WRITTEN INSTRUCTION
Do any lines in the data below contain "country"? If so, copy every one of them.

DATA SHOWN
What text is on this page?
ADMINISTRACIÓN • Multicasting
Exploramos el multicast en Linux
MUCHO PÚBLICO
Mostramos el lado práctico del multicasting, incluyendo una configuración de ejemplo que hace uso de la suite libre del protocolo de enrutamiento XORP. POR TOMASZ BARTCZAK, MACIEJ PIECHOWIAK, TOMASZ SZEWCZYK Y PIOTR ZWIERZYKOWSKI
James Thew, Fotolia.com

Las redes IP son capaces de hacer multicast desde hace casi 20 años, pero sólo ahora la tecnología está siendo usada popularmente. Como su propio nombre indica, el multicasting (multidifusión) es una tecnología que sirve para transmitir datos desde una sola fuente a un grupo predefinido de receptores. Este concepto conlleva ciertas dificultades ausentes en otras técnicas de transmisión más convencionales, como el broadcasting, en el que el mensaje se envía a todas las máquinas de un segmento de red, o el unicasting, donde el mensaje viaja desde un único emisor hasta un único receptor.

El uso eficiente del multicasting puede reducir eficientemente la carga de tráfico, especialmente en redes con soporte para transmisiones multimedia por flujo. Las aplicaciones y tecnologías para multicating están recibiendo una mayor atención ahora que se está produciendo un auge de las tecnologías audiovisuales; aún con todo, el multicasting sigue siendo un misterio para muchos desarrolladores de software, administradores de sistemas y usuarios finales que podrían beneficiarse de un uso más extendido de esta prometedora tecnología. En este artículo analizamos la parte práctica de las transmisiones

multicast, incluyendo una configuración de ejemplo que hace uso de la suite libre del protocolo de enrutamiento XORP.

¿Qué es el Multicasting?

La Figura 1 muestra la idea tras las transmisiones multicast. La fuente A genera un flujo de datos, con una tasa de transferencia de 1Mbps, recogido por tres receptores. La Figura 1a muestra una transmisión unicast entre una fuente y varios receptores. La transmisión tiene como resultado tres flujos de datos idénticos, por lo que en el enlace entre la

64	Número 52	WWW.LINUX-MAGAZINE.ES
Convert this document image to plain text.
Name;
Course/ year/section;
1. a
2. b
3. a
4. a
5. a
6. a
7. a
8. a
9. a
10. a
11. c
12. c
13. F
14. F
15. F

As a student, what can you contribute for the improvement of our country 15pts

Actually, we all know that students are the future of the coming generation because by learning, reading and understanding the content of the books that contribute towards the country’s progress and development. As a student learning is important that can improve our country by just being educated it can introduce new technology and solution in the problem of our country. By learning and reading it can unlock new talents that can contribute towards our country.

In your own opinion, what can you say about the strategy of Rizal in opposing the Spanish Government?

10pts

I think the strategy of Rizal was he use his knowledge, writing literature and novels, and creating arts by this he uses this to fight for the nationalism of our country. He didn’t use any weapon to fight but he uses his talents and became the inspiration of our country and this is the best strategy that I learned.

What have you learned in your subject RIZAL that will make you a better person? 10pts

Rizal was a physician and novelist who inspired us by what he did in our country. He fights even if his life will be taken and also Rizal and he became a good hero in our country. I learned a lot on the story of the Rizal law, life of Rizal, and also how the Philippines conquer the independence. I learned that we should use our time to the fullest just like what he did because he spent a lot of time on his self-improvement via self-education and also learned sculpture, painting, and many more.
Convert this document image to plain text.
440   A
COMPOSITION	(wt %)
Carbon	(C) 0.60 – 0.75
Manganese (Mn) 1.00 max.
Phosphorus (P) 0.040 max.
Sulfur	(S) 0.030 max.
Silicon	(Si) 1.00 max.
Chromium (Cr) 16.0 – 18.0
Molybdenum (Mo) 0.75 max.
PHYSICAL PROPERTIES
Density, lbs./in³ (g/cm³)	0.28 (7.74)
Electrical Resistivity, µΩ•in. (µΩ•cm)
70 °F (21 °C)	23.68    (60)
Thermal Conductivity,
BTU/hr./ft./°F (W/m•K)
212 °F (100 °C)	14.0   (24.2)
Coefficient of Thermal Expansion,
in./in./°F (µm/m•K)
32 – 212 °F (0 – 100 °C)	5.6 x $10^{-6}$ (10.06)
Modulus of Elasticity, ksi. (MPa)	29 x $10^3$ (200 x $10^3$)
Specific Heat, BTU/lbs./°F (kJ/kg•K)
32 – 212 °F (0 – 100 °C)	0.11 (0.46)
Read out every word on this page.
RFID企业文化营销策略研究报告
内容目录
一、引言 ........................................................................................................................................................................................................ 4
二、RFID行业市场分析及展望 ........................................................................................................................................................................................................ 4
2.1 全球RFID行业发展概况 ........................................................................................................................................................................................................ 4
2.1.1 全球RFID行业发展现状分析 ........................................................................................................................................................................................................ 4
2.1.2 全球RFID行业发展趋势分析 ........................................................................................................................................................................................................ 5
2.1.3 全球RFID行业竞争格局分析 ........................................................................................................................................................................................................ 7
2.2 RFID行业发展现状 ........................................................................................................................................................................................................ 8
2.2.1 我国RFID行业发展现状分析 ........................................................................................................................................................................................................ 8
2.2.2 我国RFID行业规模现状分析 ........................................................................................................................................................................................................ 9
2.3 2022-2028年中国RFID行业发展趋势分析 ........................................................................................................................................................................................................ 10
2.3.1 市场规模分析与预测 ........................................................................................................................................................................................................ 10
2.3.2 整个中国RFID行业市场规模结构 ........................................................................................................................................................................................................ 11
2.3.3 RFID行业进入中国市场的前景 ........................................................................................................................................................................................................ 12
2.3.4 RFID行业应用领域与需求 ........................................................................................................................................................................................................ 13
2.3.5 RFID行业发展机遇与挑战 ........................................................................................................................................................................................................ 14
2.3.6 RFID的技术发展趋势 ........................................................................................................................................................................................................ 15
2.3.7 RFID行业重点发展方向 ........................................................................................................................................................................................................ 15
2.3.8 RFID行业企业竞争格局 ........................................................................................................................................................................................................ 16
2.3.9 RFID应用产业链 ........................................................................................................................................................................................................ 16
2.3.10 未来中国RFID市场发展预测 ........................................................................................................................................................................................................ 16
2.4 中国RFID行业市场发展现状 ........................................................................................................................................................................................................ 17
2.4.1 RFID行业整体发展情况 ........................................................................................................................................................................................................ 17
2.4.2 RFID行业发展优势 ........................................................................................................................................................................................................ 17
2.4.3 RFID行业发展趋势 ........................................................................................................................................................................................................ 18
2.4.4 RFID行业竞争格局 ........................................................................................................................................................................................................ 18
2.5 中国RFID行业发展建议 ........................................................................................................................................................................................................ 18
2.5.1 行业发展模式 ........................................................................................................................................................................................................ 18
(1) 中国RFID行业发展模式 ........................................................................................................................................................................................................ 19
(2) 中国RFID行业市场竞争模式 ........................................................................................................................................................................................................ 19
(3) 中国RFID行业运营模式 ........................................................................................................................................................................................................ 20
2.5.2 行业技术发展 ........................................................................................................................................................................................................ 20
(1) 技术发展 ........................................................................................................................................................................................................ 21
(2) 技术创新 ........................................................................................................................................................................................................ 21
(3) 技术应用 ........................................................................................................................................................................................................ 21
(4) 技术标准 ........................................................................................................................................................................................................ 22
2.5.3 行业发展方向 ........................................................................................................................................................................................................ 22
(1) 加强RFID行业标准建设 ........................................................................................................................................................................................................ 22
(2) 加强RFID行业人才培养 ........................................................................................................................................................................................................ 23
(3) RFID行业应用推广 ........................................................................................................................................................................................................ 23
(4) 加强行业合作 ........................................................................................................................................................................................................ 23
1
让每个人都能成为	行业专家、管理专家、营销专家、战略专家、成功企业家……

EXERCISE OUTPUT
As a student, what can you contribute for the improvement of our country 15pts
Actually, we all know that students are the future of the coming generation because by learning, reading and understanding the content of the books that contribute towards the country’s progress and development. As a student learning is important that can improve our country by just being educated it can introduce new technology and solution in the problem of our country. By learning and reading it can unlock new talents that can contribute towards our country.
I think the strategy of Rizal was he use his knowledge, writing literature and novels, and creating arts by this he uses this to fight for the nationalism of our country. He didn’t use any weapon to fight but he uses his talents and became the inspiration of our country and this is the best strategy that I learned.
Rizal was a physician and novelist who inspired us by what he did in our country. He fights even if his life will be taken and also Rizal and he became a good hero in our country. I learned a lot on the story of the Rizal law, life of Rizal, and also how the Philippines conquer the independence. I learned that we should use our time to the fullest just like what he did because he spent a lot of time on his self-improvement via self-education and also learned sculpture, painting, and many more.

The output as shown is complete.